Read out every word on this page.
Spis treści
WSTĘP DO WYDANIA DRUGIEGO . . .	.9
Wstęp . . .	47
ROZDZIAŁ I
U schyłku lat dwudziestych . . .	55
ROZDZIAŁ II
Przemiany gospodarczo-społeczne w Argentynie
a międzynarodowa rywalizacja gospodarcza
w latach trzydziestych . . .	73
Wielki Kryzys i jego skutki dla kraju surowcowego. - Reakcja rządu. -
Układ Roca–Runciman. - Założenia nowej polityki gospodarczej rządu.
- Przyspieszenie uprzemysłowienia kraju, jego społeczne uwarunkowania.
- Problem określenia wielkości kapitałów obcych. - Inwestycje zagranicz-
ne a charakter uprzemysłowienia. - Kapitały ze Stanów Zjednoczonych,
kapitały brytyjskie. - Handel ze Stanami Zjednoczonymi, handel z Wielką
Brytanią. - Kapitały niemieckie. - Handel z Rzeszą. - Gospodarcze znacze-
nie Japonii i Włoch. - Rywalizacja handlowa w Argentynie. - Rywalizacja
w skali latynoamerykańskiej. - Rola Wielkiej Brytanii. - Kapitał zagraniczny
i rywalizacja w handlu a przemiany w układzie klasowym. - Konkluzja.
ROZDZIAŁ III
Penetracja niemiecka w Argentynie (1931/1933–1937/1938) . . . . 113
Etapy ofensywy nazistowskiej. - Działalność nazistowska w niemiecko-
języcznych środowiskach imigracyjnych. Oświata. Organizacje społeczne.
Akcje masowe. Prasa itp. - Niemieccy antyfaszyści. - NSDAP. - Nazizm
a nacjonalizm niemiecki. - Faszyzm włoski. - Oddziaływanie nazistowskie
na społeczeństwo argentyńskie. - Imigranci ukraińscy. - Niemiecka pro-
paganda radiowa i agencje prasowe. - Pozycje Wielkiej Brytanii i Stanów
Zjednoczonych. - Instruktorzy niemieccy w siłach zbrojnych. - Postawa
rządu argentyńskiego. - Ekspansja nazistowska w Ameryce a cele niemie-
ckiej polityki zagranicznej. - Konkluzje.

* * * * * * * * *

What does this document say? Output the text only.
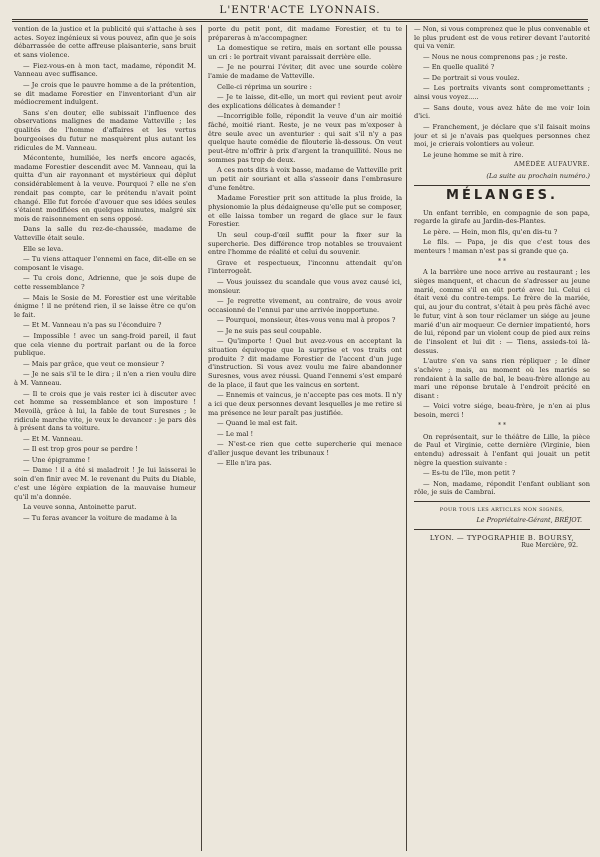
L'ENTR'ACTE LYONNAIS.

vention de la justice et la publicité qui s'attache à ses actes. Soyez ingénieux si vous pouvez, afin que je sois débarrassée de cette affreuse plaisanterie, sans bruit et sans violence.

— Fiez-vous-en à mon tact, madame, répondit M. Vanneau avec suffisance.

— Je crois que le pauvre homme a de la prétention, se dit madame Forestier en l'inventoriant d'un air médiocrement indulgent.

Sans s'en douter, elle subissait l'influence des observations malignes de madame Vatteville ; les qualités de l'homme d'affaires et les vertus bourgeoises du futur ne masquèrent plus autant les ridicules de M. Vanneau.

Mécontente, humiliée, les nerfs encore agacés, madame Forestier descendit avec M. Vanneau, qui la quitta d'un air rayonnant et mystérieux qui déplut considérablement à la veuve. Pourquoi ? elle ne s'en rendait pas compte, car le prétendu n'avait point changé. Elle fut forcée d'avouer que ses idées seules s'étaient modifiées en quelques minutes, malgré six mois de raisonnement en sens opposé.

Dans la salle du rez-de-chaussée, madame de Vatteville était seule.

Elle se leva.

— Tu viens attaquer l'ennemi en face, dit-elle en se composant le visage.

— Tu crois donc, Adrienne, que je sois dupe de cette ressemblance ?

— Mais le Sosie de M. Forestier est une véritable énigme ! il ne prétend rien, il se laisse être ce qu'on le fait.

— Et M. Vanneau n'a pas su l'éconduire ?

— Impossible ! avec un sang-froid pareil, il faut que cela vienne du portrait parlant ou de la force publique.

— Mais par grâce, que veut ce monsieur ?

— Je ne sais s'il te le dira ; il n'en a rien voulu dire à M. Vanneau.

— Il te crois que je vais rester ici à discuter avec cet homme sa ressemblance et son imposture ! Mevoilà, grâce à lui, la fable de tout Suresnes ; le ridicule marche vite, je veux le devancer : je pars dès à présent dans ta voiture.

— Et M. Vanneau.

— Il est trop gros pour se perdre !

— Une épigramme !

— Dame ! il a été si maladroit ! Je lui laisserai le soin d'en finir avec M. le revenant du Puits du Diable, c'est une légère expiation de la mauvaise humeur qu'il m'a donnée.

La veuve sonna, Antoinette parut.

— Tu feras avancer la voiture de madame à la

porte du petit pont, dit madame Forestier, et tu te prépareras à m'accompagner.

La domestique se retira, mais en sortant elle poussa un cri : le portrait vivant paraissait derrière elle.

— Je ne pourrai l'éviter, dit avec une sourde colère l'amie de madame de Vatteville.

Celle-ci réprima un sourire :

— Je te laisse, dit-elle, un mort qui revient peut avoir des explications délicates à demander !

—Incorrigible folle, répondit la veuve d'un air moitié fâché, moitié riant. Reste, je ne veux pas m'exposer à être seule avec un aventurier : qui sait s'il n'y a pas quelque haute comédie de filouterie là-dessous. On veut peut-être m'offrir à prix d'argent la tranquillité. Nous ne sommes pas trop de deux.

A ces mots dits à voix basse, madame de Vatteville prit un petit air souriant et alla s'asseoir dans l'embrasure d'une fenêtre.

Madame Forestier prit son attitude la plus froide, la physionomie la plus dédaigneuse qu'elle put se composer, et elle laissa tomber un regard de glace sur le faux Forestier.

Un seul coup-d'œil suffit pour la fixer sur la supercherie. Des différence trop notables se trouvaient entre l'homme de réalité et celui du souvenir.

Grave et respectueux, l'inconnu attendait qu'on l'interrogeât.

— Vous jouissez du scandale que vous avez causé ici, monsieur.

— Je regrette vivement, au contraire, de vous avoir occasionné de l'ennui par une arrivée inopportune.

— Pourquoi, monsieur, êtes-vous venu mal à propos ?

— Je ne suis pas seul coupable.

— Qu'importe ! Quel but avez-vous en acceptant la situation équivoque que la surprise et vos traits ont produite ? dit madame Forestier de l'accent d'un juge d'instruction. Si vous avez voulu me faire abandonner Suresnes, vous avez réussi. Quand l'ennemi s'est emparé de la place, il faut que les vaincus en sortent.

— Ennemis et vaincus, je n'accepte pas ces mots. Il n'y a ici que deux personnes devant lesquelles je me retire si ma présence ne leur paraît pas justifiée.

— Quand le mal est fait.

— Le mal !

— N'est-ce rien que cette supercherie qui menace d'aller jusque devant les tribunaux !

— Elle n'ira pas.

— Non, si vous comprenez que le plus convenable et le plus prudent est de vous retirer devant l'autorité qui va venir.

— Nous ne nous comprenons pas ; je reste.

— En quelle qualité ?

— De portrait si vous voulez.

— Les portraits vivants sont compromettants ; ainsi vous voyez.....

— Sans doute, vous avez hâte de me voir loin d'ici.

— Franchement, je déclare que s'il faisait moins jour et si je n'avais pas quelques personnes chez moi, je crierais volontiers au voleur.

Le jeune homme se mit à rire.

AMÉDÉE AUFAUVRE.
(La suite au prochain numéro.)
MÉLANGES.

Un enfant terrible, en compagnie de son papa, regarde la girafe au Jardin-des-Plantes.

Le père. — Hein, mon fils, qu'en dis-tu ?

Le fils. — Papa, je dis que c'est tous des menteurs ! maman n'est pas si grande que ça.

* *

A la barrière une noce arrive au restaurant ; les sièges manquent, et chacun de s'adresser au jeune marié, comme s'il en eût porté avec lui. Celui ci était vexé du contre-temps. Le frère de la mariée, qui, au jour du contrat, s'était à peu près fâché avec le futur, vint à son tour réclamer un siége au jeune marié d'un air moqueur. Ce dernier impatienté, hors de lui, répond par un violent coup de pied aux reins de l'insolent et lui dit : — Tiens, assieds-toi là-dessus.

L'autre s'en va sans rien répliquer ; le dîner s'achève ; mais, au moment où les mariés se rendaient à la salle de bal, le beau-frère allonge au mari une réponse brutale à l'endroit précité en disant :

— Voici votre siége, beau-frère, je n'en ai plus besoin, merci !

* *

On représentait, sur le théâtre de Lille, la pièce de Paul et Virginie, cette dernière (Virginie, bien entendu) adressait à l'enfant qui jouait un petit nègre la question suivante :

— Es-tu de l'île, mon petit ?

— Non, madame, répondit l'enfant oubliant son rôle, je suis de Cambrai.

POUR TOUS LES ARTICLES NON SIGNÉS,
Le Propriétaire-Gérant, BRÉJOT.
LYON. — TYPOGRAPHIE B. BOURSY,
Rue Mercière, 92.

* * * * * * * * *

Pick out every line holding the string "Wielkiej" and return it.

w skali latynoamerykańskiej. - Rola Wielkiej Brytanii. - Kapitał zagraniczny
paganda radiowa i agencje prasowe. - Pozycje Wielkiej Brytanii i Stanów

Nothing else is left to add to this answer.